Collected data:
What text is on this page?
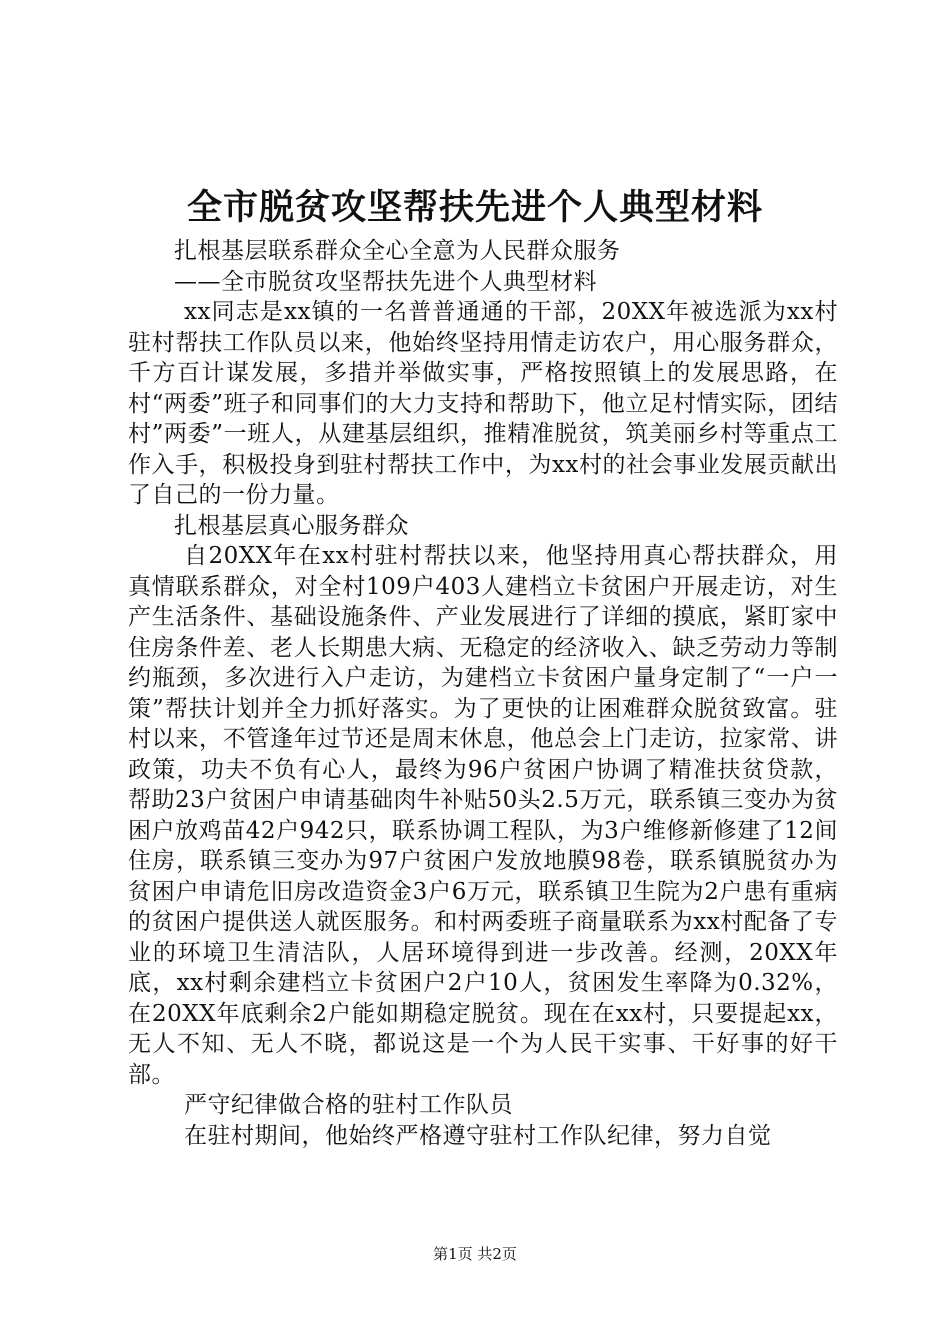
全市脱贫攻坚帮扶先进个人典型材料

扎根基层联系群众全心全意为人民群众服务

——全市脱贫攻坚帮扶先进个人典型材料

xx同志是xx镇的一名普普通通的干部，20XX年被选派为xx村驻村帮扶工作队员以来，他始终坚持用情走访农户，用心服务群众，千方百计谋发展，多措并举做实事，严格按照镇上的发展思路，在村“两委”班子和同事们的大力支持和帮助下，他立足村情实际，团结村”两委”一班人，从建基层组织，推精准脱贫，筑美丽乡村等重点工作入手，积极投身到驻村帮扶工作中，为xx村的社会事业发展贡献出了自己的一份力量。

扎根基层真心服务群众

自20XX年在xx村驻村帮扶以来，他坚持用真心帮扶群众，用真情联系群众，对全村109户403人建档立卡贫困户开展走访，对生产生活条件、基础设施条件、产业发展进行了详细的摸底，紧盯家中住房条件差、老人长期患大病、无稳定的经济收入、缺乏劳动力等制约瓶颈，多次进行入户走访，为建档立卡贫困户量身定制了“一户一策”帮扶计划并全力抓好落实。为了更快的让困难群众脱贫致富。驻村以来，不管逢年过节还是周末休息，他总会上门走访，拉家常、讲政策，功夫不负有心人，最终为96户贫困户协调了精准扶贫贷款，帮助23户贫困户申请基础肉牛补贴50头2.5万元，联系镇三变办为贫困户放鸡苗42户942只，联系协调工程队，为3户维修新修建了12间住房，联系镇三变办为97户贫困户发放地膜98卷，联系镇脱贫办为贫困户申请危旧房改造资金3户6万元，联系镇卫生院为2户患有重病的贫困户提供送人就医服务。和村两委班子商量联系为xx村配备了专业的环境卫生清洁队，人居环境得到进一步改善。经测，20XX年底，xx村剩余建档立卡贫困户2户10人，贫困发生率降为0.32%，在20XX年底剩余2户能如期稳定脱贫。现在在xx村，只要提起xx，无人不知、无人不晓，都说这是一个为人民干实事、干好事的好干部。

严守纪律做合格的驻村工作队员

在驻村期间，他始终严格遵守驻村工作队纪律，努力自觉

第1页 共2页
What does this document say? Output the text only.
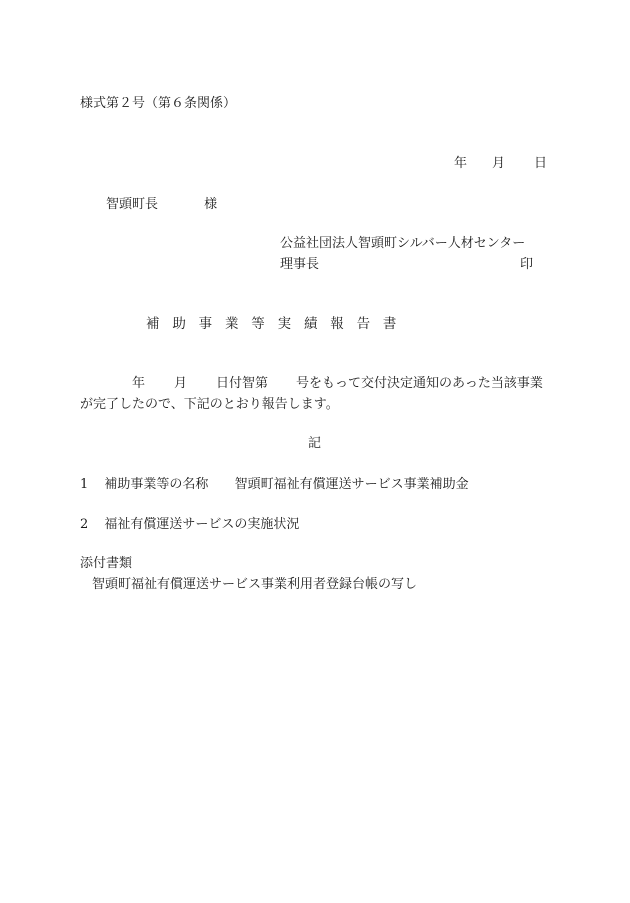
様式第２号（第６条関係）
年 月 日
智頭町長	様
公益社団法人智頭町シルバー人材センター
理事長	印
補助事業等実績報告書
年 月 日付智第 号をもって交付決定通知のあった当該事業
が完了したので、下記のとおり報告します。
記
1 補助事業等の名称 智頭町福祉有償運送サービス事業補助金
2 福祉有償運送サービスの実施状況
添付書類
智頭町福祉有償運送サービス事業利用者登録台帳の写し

...

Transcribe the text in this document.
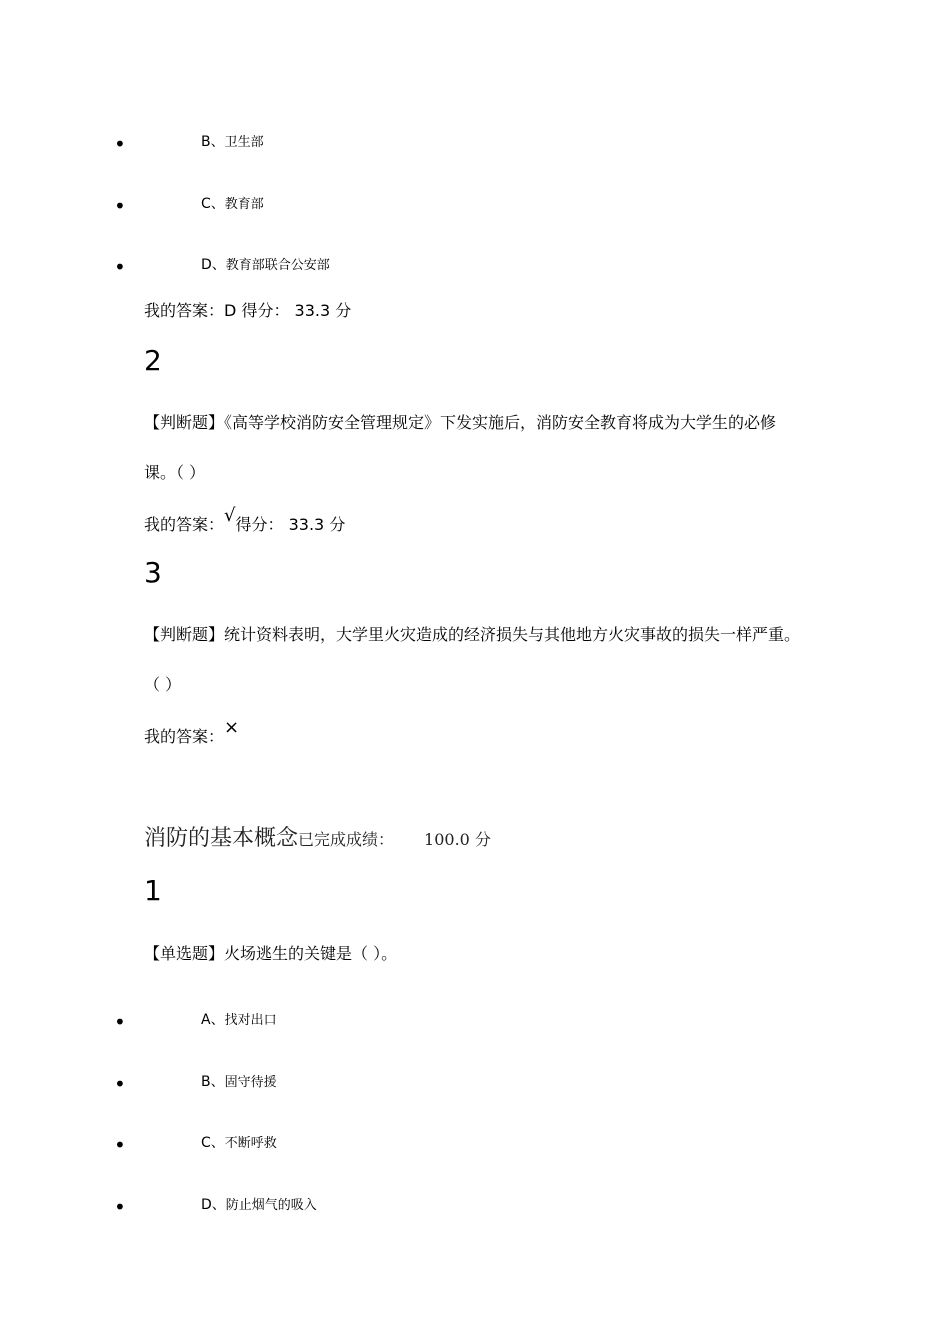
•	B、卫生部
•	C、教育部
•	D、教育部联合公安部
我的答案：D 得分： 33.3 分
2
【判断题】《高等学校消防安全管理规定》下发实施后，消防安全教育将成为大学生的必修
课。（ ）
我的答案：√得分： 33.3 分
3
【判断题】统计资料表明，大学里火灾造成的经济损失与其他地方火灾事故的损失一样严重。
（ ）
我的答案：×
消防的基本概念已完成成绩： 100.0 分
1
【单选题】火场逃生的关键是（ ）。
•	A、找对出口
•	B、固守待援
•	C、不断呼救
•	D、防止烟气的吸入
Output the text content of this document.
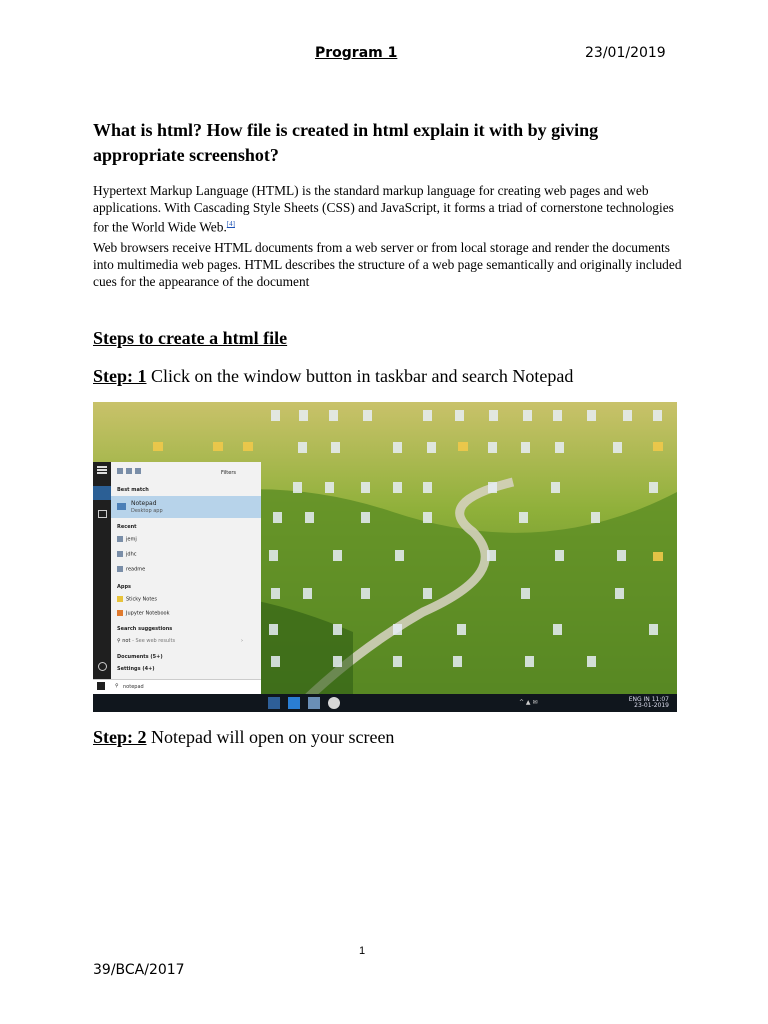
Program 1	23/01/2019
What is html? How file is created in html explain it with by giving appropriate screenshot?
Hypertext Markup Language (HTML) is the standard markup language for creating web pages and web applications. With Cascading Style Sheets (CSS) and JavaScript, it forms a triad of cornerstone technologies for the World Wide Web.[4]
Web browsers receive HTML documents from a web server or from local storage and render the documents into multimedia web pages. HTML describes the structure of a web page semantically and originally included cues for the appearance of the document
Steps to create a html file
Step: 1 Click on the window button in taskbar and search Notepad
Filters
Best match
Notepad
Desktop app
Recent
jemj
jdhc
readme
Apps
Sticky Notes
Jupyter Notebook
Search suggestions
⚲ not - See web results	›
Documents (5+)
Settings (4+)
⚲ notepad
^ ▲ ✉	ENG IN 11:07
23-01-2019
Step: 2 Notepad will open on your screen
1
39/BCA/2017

WORK REQUIRED:
From the listing above, return each line with the word "this".

FINAL RESULT:
What text is on this page?
What does this document say? Output the text only.
Transcribe the text in this document.
Output the text content of this document.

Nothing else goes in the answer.